[What you have to do]: Reproduce the records below exactly, leaving their images out.
****************************************
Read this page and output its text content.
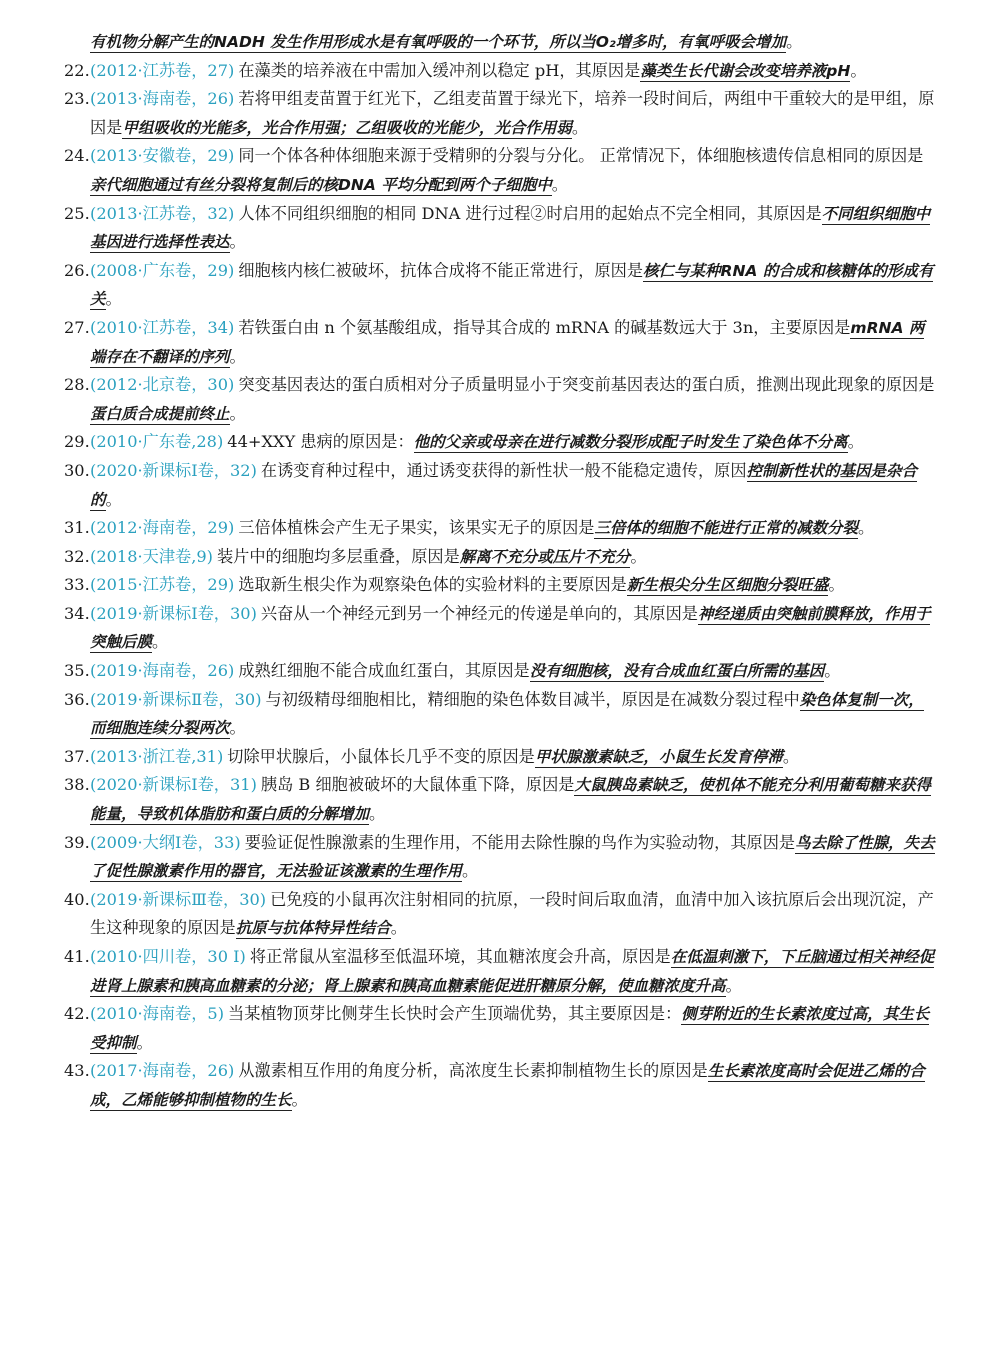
有机物分解产生的NADH 发生作用形成水是有氧呼吸的一个环节，所以当O₂增多时，有氧呼吸会增加。

22. (2012·江苏卷，27) 在藻类的培养液在中需加入缓冲剂以稳定 pH，其原因是藻类生长代谢会改变培养液pH。

23. (2013·海南卷，26) 若将甲组麦苗置于红光下，乙组麦苗置于绿光下，培养一段时间后，两组中干重较大的是甲组，原因是甲组吸收的光能多，光合作用强；乙组吸收的光能少，光合作用弱。

24. (2013·安徽卷，29) 同一个体各种体细胞来源于受精卵的分裂与分化。 正常情况下，体细胞核遗传信息相同的原因是亲代细胞通过有丝分裂将复制后的核DNA 平均分配到两个子细胞中。

25. (2013·江苏卷，32) 人体不同组织细胞的相同 DNA 进行过程②时启用的起始点不完全相同，其原因是不同组织细胞中基因进行选择性表达。

26. (2008·广东卷，29) 细胞核内核仁被破坏，抗体合成将不能正常进行，原因是核仁与某种RNA 的合成和核糖体的形成有关。

27. (2010·江苏卷，34) 若铁蛋白由 n 个氨基酸组成，指导其合成的 mRNA 的碱基数远大于 3n，主要原因是mRNA 两端存在不翻译的序列。

28. (2012·北京卷，30) 突变基因表达的蛋白质相对分子质量明显小于突变前基因表达的蛋白质，推测出现此现象的原因是蛋白质合成提前终止。

29. (2010·广东卷,28) 44+XXY 患病的原因是：他的父亲或母亲在进行减数分裂形成配子时发生了染色体不分离。

30. (2020·新课标Ⅰ卷，32) 在诱变育种过程中，通过诱变获得的新性状一般不能稳定遗传，原因控制新性状的基因是杂合的。

31. (2012·海南卷，29) 三倍体植株会产生无子果实，该果实无子的原因是三倍体的细胞不能进行正常的减数分裂。

32. (2018·天津卷,9) 装片中的细胞均多层重叠，原因是解离不充分或压片不充分。

33. (2015·江苏卷，29) 选取新生根尖作为观察染色体的实验材料的主要原因是新生根尖分生区细胞分裂旺盛。

34. (2019·新课标Ⅰ卷，30) 兴奋从一个神经元到另一个神经元的传递是单向的，其原因是神经递质由突触前膜释放，作用于突触后膜。

35. (2019·海南卷，26) 成熟红细胞不能合成血红蛋白，其原因是没有细胞核，没有合成血红蛋白所需的基因。

36. (2019·新课标Ⅱ卷，30) 与初级精母细胞相比，精细胞的染色体数目减半，原因是在减数分裂过程中染色体复制一次，而细胞连续分裂两次。

37. (2013·浙江卷,31) 切除甲状腺后，小鼠体长几乎不变的原因是甲状腺激素缺乏，小鼠生长发育停滞。

38. (2020·新课标Ⅰ卷，31) 胰岛 B 细胞被破坏的大鼠体重下降，原因是大鼠胰岛素缺乏，使机体不能充分利用葡萄糖来获得能量，导致机体脂肪和蛋白质的分解增加。

39. (2009·大纲Ⅰ卷，33) 要验证促性腺激素的生理作用，不能用去除性腺的鸟作为实验动物，其原因是鸟去除了性腺，失去了促性腺激素作用的器官，无法验证该激素的生理作用。

40. (2019·新课标Ⅲ卷，30) 已免疫的小鼠再次注射相同的抗原，一段时间后取血清，血清中加入该抗原后会出现沉淀，产生这种现象的原因是抗原与抗体特异性结合。

41. (2010·四川卷，30 Ⅰ) 将正常鼠从室温移至低温环境，其血糖浓度会升高，原因是在低温刺激下，下丘脑通过相关神经促进肾上腺素和胰高血糖素的分泌；肾上腺素和胰高血糖素能促进肝糖原分解，使血糖浓度升高。

42. (2010·海南卷，5) 当某植物顶芽比侧芽生长快时会产生顶端优势，其主要原因是：侧芽附近的生长素浓度过高，其生长受抑制。

43. (2017·海南卷，26) 从激素相互作用的角度分析，高浓度生长素抑制植物生长的原因是生长素浓度高时会促进乙烯的合成，乙烯能够抑制植物的生长。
****************************************
[Answer space]:
Read this page and output its text content.
有机物分解产生的NADH 发生作用形成水是有氧呼吸的一个环节，所以当O₂增多时，有氧呼吸会增加。

22. (2012·江苏卷，27) 在藻类的培养液在中需加入缓冲剂以稳定 pH，其原因是藻类生长代谢会改变培养液pH。

23. (2013·海南卷，26) 若将甲组麦苗置于红光下，乙组麦苗置于绿光下，培养一段时间后，两组中干重较大的是甲组，原因是甲组吸收的光能多，光合作用强；乙组吸收的光能少，光合作用弱。

24. (2013·安徽卷，29) 同一个体各种体细胞来源于受精卵的分裂与分化。 正常情况下，体细胞核遗传信息相同的原因是亲代细胞通过有丝分裂将复制后的核DNA 平均分配到两个子细胞中。

25. (2013·江苏卷，32) 人体不同组织细胞的相同 DNA 进行过程②时启用的起始点不完全相同，其原因是不同组织细胞中基因进行选择性表达。

26. (2008·广东卷，29) 细胞核内核仁被破坏，抗体合成将不能正常进行，原因是核仁与某种RNA 的合成和核糖体的形成有关。

27. (2010·江苏卷，34) 若铁蛋白由 n 个氨基酸组成，指导其合成的 mRNA 的碱基数远大于 3n，主要原因是mRNA 两端存在不翻译的序列。

28. (2012·北京卷，30) 突变基因表达的蛋白质相对分子质量明显小于突变前基因表达的蛋白质，推测出现此现象的原因是蛋白质合成提前终止。

29. (2010·广东卷,28) 44+XXY 患病的原因是：他的父亲或母亲在进行减数分裂形成配子时发生了染色体不分离。

30. (2020·新课标Ⅰ卷，32) 在诱变育种过程中，通过诱变获得的新性状一般不能稳定遗传，原因控制新性状的基因是杂合的。

31. (2012·海南卷，29) 三倍体植株会产生无子果实，该果实无子的原因是三倍体的细胞不能进行正常的减数分裂。

32. (2018·天津卷,9) 装片中的细胞均多层重叠，原因是解离不充分或压片不充分。

33. (2015·江苏卷，29) 选取新生根尖作为观察染色体的实验材料的主要原因是新生根尖分生区细胞分裂旺盛。

34. (2019·新课标Ⅰ卷，30) 兴奋从一个神经元到另一个神经元的传递是单向的，其原因是神经递质由突触前膜释放，作用于突触后膜。

35. (2019·海南卷，26) 成熟红细胞不能合成血红蛋白，其原因是没有细胞核，没有合成血红蛋白所需的基因。

36. (2019·新课标Ⅱ卷，30) 与初级精母细胞相比，精细胞的染色体数目减半，原因是在减数分裂过程中染色体复制一次，而细胞连续分裂两次。

37. (2013·浙江卷,31) 切除甲状腺后，小鼠体长几乎不变的原因是甲状腺激素缺乏，小鼠生长发育停滞。

38. (2020·新课标Ⅰ卷，31) 胰岛 B 细胞被破坏的大鼠体重下降，原因是大鼠胰岛素缺乏，使机体不能充分利用葡萄糖来获得能量，导致机体脂肪和蛋白质的分解增加。

39. (2009·大纲Ⅰ卷，33) 要验证促性腺激素的生理作用，不能用去除性腺的鸟作为实验动物，其原因是鸟去除了性腺，失去了促性腺激素作用的器官，无法验证该激素的生理作用。

40. (2019·新课标Ⅲ卷，30) 已免疫的小鼠再次注射相同的抗原，一段时间后取血清，血清中加入该抗原后会出现沉淀，产生这种现象的原因是抗原与抗体特异性结合。

41. (2010·四川卷，30 Ⅰ) 将正常鼠从室温移至低温环境，其血糖浓度会升高，原因是在低温刺激下，下丘脑通过相关神经促进肾上腺素和胰高血糖素的分泌；肾上腺素和胰高血糖素能促进肝糖原分解，使血糖浓度升高。

42. (2010·海南卷，5) 当某植物顶芽比侧芽生长快时会产生顶端优势，其主要原因是：侧芽附近的生长素浓度过高，其生长受抑制。

43. (2017·海南卷，26) 从激素相互作用的角度分析，高浓度生长素抑制植物生长的原因是生长素浓度高时会促进乙烯的合成，乙烯能够抑制植物的生长。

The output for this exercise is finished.